Directions: Your task is to copy each line that has the word "venida".

Material for this exercise:
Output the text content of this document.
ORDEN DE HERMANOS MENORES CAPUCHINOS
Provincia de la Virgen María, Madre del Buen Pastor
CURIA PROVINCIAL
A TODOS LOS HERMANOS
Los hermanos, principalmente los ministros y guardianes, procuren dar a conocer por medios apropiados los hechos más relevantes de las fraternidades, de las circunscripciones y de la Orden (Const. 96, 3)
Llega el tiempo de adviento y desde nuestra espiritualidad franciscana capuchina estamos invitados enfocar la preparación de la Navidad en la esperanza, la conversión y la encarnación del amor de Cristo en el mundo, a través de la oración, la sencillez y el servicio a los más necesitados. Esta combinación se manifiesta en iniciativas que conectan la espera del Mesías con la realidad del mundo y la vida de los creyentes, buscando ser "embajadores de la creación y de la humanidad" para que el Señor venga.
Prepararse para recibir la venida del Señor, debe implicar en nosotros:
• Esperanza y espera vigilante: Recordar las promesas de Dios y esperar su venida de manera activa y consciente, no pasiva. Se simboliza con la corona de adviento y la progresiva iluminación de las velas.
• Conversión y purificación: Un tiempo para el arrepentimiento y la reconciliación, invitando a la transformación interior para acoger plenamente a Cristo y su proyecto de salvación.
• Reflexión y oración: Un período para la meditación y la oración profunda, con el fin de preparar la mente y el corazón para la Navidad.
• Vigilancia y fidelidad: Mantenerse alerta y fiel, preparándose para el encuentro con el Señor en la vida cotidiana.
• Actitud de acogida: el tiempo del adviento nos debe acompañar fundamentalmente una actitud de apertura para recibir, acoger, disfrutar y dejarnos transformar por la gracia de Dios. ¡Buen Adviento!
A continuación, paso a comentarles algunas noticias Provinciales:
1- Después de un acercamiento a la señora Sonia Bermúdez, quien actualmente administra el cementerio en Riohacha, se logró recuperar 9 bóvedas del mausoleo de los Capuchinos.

Problem solution:
Prepararse para recibir la venida del Señor, debe implicar en nosotros:
• Esperanza y espera vigilante: Recordar las promesas de Dios y esperar su venida de manera activa y consciente, no pasiva. Se simboliza con la corona de adviento y la progresiva iluminación de las velas.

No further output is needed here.